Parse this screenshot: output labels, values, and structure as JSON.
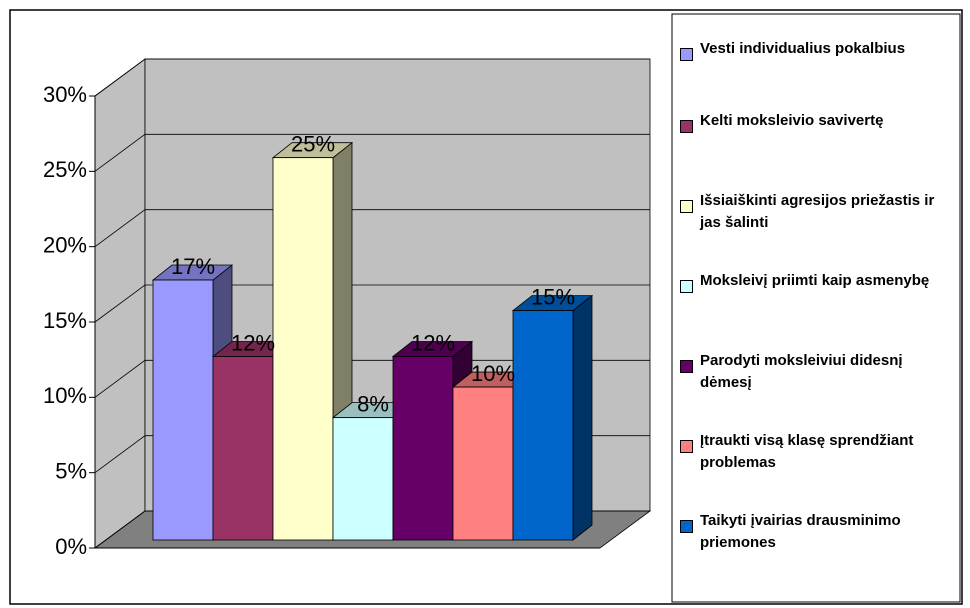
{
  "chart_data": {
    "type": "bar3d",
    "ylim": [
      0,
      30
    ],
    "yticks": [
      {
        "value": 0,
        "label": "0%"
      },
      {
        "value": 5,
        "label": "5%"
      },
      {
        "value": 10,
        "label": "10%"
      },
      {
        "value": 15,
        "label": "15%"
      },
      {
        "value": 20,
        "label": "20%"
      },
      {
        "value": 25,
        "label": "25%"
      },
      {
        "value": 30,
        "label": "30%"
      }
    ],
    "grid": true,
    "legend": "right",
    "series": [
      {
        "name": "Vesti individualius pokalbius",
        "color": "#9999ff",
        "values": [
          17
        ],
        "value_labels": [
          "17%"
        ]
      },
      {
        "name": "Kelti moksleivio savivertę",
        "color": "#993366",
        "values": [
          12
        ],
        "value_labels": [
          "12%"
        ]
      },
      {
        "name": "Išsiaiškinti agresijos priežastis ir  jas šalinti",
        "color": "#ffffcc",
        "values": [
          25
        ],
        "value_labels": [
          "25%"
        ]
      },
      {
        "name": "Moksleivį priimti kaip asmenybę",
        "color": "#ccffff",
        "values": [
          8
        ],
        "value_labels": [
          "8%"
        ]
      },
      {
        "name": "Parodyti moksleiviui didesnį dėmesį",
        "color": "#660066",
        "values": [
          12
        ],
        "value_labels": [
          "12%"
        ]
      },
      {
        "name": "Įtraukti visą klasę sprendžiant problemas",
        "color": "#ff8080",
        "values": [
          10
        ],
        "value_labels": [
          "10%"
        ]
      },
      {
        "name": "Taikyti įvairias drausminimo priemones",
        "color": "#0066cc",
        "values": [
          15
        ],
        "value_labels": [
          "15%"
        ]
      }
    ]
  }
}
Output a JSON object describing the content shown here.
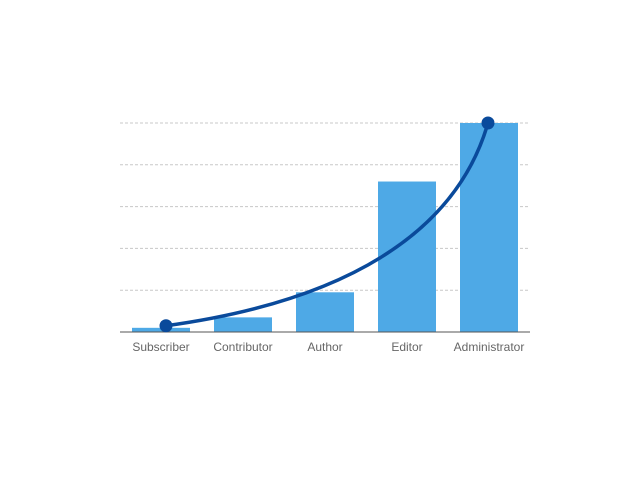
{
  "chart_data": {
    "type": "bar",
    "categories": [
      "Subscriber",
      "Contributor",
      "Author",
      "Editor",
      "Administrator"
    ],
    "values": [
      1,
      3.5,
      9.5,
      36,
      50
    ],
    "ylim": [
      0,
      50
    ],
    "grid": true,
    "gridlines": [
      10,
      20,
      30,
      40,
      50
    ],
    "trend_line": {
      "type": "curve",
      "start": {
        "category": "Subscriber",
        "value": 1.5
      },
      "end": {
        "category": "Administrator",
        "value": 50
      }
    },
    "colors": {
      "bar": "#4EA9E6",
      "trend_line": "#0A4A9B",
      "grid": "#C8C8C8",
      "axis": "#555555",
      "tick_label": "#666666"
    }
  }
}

▸ WHAT THE TASK REQUIRES:
Your copy should match the records word for word, with the pictures removed.

▸ FULL SOLUTION:
Parse this screenshot: output labels, values, and structure as JSON.
{
  "chart_data": {
    "type": "bar3d",
    "ylim": [
      0,
      30
    ],
    "yticks": [
      {
        "value": 0,
        "label": "0%"
      },
      {
        "value": 5,
        "label": "5%"
      },
      {
        "value": 10,
        "label": "10%"
      },
      {
        "value": 15,
        "label": "15%"
      },
      {
        "value": 20,
        "label": "20%"
      },
      {
        "value": 25,
        "label": "25%"
      },
      {
        "value": 30,
        "label": "30%"
      }
    ],
    "grid": true,
    "legend": "right",
    "series": [
      {
        "name": "Vesti individualius pokalbius",
        "color": "#9999ff",
        "values": [
          17
        ],
        "value_labels": [
          "17%"
        ]
      },
      {
        "name": "Kelti moksleivio savivertę",
        "color": "#993366",
        "values": [
          12
        ],
        "value_labels": [
          "12%"
        ]
      },
      {
        "name": "Išsiaiškinti agresijos priežastis ir  jas šalinti",
        "color": "#ffffcc",
        "values": [
          25
        ],
        "value_labels": [
          "25%"
        ]
      },
      {
        "name": "Moksleivį priimti kaip asmenybę",
        "color": "#ccffff",
        "values": [
          8
        ],
        "value_labels": [
          "8%"
        ]
      },
      {
        "name": "Parodyti moksleiviui didesnį dėmesį",
        "color": "#660066",
        "values": [
          12
        ],
        "value_labels": [
          "12%"
        ]
      },
      {
        "name": "Įtraukti visą klasę sprendžiant problemas",
        "color": "#ff8080",
        "values": [
          10
        ],
        "value_labels": [
          "10%"
        ]
      },
      {
        "name": "Taikyti įvairias drausminimo priemones",
        "color": "#0066cc",
        "values": [
          15
        ],
        "value_labels": [
          "15%"
        ]
      }
    ]
  }
}
Output a JSON object describing the content shown here.
{
  "chart_data": {
    "type": "bar",
    "categories": [
      "Subscriber",
      "Contributor",
      "Author",
      "Editor",
      "Administrator"
    ],
    "values": [
      1,
      3.5,
      9.5,
      36,
      50
    ],
    "ylim": [
      0,
      50
    ],
    "grid": true,
    "gridlines": [
      10,
      20,
      30,
      40,
      50
    ],
    "trend_line": {
      "type": "curve",
      "start": {
        "category": "Subscriber",
        "value": 1.5
      },
      "end": {
        "category": "Administrator",
        "value": 50
      }
    },
    "colors": {
      "bar": "#4EA9E6",
      "trend_line": "#0A4A9B",
      "grid": "#C8C8C8",
      "axis": "#555555",
      "tick_label": "#666666"
    }
  }
}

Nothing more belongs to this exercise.